## begin TASK INPUT

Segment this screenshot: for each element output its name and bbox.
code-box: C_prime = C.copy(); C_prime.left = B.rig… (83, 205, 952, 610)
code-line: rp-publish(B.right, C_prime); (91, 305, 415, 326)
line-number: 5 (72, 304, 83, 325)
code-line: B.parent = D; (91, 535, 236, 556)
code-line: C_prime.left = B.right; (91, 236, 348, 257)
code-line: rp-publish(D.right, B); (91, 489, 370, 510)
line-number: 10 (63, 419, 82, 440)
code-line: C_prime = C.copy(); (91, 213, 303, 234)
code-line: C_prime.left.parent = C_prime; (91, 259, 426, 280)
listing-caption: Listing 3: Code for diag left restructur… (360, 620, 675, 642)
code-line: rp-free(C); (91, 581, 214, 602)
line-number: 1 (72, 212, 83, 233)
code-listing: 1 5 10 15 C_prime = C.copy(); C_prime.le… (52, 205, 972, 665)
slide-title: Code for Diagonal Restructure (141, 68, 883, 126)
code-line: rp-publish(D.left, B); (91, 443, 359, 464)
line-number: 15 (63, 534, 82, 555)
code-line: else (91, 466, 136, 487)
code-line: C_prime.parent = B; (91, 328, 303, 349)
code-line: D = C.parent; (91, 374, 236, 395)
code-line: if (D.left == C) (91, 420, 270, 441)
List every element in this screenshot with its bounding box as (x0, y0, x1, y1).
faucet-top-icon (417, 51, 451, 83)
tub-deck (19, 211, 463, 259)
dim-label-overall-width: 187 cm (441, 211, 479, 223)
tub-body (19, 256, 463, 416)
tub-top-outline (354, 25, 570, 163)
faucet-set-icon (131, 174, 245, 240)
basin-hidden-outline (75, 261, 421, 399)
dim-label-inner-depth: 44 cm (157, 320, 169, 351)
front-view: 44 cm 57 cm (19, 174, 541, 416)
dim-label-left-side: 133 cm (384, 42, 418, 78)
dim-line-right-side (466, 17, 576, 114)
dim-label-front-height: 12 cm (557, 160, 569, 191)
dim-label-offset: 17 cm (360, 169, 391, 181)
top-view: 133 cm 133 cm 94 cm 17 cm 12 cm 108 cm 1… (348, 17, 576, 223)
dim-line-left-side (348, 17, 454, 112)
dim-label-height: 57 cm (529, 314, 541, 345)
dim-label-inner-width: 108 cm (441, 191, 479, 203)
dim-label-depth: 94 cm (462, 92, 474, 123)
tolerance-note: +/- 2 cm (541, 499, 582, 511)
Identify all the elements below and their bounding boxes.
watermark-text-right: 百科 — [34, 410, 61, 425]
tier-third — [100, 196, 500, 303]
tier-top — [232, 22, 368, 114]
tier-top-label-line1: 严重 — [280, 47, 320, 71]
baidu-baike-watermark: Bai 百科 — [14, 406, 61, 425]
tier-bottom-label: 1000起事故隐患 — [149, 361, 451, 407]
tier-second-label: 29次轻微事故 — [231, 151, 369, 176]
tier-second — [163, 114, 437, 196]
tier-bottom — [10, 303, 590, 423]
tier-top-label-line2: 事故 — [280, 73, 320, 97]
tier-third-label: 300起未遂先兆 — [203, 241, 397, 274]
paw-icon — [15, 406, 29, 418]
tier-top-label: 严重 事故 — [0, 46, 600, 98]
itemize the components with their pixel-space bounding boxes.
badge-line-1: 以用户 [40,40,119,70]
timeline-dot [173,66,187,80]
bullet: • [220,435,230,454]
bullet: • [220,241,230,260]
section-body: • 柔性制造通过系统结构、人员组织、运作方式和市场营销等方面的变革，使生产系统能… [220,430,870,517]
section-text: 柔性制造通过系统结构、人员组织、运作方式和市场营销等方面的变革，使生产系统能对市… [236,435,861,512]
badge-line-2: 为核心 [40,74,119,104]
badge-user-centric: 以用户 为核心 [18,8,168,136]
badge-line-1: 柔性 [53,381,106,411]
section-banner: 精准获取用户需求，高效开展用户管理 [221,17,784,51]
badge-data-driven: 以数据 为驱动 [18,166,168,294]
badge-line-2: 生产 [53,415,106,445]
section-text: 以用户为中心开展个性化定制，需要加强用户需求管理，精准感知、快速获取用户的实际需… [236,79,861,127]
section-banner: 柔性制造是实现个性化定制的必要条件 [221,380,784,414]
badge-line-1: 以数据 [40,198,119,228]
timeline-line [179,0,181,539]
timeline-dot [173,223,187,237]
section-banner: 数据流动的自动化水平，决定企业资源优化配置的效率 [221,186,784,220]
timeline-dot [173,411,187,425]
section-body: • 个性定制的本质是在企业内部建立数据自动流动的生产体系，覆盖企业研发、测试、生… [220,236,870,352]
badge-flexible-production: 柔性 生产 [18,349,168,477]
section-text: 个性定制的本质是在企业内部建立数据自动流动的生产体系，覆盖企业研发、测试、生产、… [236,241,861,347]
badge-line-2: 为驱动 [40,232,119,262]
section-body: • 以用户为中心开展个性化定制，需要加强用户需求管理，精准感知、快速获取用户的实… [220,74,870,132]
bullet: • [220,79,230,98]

## end TASK INPUT

=== SET EXERCISE ===
Reproduce every line of the data above, unchanged and in the same order.

=== WORKED ANSWER ===
Segment this screenshot: for each element output its name and bbox.
code-box: C_prime = C.copy(); C_prime.left = B.rig… (83, 205, 952, 610)
code-line: rp-publish(B.right, C_prime); (91, 305, 415, 326)
line-number: 5 (72, 304, 83, 325)
code-line: B.parent = D; (91, 535, 236, 556)
code-line: C_prime.left = B.right; (91, 236, 348, 257)
code-line: rp-publish(D.right, B); (91, 489, 370, 510)
line-number: 10 (63, 419, 82, 440)
code-line: C_prime = C.copy(); (91, 213, 303, 234)
code-line: C_prime.left.parent = C_prime; (91, 259, 426, 280)
listing-caption: Listing 3: Code for diag left restructur… (360, 620, 675, 642)
code-line: rp-free(C); (91, 581, 214, 602)
line-number: 1 (72, 212, 83, 233)
code-listing: 1 5 10 15 C_prime = C.copy(); C_prime.le… (52, 205, 972, 665)
slide-title: Code for Diagonal Restructure (141, 68, 883, 126)
code-line: rp-publish(D.left, B); (91, 443, 359, 464)
line-number: 15 (63, 534, 82, 555)
code-line: else (91, 466, 136, 487)
code-line: C_prime.parent = B; (91, 328, 303, 349)
code-line: D = C.parent; (91, 374, 236, 395)
code-line: if (D.left == C) (91, 420, 270, 441)
List every element in this screenshot with its bounding box as (x0, y0, x1, y1).
faucet-top-icon (417, 51, 451, 83)
tub-deck (19, 211, 463, 259)
dim-label-overall-width: 187 cm (441, 211, 479, 223)
tub-body (19, 256, 463, 416)
tub-top-outline (354, 25, 570, 163)
faucet-set-icon (131, 174, 245, 240)
basin-hidden-outline (75, 261, 421, 399)
dim-label-inner-depth: 44 cm (157, 320, 169, 351)
front-view: 44 cm 57 cm (19, 174, 541, 416)
dim-label-left-side: 133 cm (384, 42, 418, 78)
dim-line-right-side (466, 17, 576, 114)
dim-label-front-height: 12 cm (557, 160, 569, 191)
dim-label-offset: 17 cm (360, 169, 391, 181)
top-view: 133 cm 133 cm 94 cm 17 cm 12 cm 108 cm 1… (348, 17, 576, 223)
dim-line-left-side (348, 17, 454, 112)
dim-label-height: 57 cm (529, 314, 541, 345)
dim-label-inner-width: 108 cm (441, 191, 479, 203)
dim-label-depth: 94 cm (462, 92, 474, 123)
tolerance-note: +/- 2 cm (541, 499, 582, 511)
Identify all the elements below and their bounding boxes.
watermark-text-right: 百科 — [34, 410, 61, 425]
tier-third — [100, 196, 500, 303]
tier-top — [232, 22, 368, 114]
tier-top-label-line1: 严重 — [280, 47, 320, 71]
baidu-baike-watermark: Bai 百科 — [14, 406, 61, 425]
tier-bottom-label: 1000起事故隐患 — [149, 361, 451, 407]
tier-second-label: 29次轻微事故 — [231, 151, 369, 176]
tier-second — [163, 114, 437, 196]
tier-bottom — [10, 303, 590, 423]
tier-top-label-line2: 事故 — [280, 73, 320, 97]
tier-third-label: 300起未遂先兆 — [203, 241, 397, 274]
paw-icon — [15, 406, 29, 418]
tier-top-label: 严重 事故 — [0, 46, 600, 98]
itemize the components with their pixel-space bounding boxes.
badge-line-1: 以用户 [40,40,119,70]
timeline-dot [173,66,187,80]
bullet: • [220,435,230,454]
bullet: • [220,241,230,260]
section-body: • 柔性制造通过系统结构、人员组织、运作方式和市场营销等方面的变革，使生产系统能… [220,430,870,517]
section-text: 柔性制造通过系统结构、人员组织、运作方式和市场营销等方面的变革，使生产系统能对市… [236,435,861,512]
badge-line-2: 为核心 [40,74,119,104]
badge-user-centric: 以用户 为核心 [18,8,168,136]
badge-line-1: 柔性 [53,381,106,411]
section-banner: 精准获取用户需求，高效开展用户管理 [221,17,784,51]
badge-data-driven: 以数据 为驱动 [18,166,168,294]
badge-line-2: 生产 [53,415,106,445]
section-text: 以用户为中心开展个性化定制，需要加强用户需求管理，精准感知、快速获取用户的实际需… [236,79,861,127]
section-banner: 柔性制造是实现个性化定制的必要条件 [221,380,784,414]
badge-line-1: 以数据 [40,198,119,228]
timeline-line [179,0,181,539]
timeline-dot [173,223,187,237]
section-banner: 数据流动的自动化水平，决定企业资源优化配置的效率 [221,186,784,220]
timeline-dot [173,411,187,425]
section-body: • 个性定制的本质是在企业内部建立数据自动流动的生产体系，覆盖企业研发、测试、生… [220,236,870,352]
badge-flexible-production: 柔性 生产 [18,349,168,477]
section-text: 个性定制的本质是在企业内部建立数据自动流动的生产体系，覆盖企业研发、测试、生产、… [236,241,861,347]
badge-line-2: 为驱动 [40,232,119,262]
section-body: • 以用户为中心开展个性化定制，需要加强用户需求管理，精准感知、快速获取用户的实… [220,74,870,132]
bullet: • [220,79,230,98]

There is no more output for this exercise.